Begin
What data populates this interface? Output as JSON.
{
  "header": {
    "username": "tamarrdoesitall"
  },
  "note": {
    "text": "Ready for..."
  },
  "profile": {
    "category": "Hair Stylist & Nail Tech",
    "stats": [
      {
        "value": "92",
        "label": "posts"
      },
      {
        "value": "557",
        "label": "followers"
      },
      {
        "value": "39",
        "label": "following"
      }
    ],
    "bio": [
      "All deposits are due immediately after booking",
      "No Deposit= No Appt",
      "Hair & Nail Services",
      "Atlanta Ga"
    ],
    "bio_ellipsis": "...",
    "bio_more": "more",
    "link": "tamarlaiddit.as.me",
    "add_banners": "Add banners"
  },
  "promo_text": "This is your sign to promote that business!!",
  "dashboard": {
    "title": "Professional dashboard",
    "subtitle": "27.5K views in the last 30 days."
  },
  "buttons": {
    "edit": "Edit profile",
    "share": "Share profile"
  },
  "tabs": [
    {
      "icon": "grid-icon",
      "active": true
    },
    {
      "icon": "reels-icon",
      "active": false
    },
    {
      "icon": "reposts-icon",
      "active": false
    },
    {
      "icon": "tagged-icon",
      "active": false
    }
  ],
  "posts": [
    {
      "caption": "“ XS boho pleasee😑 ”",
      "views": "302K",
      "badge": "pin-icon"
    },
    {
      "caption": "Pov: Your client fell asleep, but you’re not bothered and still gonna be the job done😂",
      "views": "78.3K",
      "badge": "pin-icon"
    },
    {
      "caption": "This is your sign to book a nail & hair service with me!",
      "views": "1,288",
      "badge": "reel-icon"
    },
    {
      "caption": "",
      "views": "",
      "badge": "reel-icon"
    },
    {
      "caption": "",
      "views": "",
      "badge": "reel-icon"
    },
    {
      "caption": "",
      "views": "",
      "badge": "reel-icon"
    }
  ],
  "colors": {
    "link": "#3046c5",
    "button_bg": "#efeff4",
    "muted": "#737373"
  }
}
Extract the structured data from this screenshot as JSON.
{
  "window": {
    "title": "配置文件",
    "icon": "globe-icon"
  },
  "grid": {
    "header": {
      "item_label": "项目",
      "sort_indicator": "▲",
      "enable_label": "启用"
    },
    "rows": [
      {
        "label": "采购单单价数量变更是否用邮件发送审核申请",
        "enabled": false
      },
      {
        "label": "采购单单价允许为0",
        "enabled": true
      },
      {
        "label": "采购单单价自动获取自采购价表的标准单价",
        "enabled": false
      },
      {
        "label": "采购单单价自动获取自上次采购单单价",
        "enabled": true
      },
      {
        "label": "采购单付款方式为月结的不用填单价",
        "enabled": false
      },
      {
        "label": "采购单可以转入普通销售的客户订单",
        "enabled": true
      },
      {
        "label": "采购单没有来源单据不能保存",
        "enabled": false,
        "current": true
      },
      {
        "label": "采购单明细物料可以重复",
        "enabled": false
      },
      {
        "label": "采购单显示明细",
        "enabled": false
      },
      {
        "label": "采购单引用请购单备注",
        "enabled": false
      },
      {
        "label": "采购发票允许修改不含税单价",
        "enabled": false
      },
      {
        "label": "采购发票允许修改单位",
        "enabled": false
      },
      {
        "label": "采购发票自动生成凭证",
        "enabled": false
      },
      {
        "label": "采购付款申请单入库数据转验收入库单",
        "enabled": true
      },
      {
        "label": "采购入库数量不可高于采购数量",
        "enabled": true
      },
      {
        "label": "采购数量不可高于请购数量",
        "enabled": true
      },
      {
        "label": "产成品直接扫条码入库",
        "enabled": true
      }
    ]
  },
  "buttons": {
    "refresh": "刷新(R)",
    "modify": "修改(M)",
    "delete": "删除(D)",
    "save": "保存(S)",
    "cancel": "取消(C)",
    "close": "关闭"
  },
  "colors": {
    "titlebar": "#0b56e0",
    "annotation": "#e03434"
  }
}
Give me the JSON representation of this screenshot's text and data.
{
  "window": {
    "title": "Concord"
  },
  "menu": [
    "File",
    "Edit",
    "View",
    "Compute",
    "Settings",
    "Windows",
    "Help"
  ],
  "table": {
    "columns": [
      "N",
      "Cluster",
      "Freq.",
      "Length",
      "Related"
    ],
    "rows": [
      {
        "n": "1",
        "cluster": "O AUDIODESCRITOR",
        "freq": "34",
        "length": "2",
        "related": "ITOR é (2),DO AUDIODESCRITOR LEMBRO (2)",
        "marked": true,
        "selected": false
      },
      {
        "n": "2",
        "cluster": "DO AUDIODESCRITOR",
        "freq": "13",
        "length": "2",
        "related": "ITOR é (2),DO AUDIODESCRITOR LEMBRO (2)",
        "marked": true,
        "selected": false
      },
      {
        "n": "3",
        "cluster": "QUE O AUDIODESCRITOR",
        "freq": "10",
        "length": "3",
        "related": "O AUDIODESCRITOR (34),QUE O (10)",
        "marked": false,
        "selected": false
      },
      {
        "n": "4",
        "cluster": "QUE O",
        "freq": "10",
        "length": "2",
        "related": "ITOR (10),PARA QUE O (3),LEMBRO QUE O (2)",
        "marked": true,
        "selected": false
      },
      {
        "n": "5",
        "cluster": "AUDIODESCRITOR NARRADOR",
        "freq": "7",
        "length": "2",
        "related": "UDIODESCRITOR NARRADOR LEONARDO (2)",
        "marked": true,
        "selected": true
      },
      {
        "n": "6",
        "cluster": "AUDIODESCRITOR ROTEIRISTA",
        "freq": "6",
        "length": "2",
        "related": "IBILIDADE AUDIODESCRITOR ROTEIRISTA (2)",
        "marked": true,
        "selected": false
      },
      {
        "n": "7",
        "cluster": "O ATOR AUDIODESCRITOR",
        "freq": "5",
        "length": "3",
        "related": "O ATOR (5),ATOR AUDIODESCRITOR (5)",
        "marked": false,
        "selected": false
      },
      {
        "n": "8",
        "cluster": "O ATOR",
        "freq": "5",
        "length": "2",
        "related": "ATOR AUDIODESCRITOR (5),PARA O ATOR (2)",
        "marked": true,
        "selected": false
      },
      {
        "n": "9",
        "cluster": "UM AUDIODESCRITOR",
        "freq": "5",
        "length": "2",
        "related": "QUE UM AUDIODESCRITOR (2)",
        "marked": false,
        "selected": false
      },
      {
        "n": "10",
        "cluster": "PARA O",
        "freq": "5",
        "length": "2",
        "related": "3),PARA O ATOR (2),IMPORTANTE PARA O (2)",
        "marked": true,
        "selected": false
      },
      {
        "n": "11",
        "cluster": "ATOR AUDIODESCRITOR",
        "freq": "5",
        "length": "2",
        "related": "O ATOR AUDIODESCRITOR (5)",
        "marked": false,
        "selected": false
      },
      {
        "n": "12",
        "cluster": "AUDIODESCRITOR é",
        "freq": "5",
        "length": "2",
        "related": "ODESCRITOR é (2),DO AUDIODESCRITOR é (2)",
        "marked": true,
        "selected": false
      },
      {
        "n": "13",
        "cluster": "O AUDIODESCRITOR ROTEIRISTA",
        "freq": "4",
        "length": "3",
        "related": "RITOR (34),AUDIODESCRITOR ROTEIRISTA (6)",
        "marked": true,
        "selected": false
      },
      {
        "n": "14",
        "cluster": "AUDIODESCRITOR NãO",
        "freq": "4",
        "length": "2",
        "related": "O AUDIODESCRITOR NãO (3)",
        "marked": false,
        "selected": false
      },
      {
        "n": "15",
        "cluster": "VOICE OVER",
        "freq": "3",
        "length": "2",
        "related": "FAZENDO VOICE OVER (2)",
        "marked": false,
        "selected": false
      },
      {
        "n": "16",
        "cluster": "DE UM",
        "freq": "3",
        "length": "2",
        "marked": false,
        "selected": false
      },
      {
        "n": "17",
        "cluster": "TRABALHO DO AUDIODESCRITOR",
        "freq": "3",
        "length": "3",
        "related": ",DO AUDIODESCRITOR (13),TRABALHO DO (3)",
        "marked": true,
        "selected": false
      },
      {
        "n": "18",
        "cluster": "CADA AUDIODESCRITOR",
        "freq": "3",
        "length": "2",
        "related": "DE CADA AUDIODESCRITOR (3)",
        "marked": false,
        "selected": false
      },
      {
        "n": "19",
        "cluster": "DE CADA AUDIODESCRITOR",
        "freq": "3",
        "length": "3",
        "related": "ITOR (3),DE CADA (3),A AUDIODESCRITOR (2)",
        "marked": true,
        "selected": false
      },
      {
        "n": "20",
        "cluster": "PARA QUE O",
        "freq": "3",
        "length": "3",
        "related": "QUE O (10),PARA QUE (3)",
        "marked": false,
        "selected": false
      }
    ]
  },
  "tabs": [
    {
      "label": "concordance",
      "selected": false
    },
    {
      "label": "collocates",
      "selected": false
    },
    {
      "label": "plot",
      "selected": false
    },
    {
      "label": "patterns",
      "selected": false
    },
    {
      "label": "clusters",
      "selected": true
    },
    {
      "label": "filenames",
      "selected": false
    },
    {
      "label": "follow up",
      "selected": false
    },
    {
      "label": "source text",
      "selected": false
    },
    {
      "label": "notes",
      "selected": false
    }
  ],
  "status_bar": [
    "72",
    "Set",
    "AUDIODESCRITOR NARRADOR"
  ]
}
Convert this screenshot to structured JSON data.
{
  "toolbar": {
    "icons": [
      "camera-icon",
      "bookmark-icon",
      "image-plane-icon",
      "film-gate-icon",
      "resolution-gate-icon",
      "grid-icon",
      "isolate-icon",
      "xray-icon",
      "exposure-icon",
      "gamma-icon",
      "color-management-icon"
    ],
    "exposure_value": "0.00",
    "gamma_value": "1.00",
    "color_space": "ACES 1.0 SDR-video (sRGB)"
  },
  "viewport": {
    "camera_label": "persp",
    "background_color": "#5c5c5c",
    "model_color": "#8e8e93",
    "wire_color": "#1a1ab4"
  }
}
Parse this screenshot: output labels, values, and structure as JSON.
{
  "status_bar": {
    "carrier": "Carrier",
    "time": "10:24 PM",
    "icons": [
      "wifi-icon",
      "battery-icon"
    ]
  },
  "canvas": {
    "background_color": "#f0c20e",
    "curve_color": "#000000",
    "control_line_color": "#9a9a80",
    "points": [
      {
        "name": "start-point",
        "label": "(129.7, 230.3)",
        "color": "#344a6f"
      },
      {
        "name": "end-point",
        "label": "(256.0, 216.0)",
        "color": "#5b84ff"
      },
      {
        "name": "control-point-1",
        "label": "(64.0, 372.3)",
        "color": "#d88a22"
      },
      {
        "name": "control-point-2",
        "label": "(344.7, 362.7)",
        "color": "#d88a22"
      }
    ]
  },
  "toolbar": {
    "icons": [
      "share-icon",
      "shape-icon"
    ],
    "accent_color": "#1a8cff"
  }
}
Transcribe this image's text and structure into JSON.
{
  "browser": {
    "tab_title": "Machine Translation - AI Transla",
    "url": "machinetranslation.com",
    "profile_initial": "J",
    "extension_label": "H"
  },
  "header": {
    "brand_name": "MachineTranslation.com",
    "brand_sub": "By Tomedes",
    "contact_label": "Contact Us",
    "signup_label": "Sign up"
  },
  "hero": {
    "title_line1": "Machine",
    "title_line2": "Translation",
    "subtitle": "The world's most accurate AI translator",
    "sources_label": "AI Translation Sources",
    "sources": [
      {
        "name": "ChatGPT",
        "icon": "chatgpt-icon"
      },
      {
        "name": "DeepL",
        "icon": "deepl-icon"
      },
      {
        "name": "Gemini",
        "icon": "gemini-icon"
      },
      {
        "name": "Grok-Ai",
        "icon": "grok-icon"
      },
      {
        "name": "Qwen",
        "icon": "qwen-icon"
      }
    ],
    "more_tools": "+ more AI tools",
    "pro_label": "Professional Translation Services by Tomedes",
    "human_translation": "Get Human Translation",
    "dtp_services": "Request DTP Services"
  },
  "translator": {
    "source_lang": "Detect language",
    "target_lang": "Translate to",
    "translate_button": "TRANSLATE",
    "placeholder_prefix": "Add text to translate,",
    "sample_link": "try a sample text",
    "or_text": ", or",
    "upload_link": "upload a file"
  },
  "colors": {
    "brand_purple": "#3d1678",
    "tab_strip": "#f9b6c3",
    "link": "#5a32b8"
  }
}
End
* Written task
Gather up every line from the listing above in which the word "ROTEIRISTA" occurs.

* Exercise output
        "cluster": "AUDIODESCRITOR ROTEIRISTA",
        "related": "IBILIDADE AUDIODESCRITOR ROTEIRISTA (2)",
        "cluster": "O AUDIODESCRITOR ROTEIRISTA",
        "related": "RITOR (34),AUDIODESCRITOR ROTEIRISTA (6)",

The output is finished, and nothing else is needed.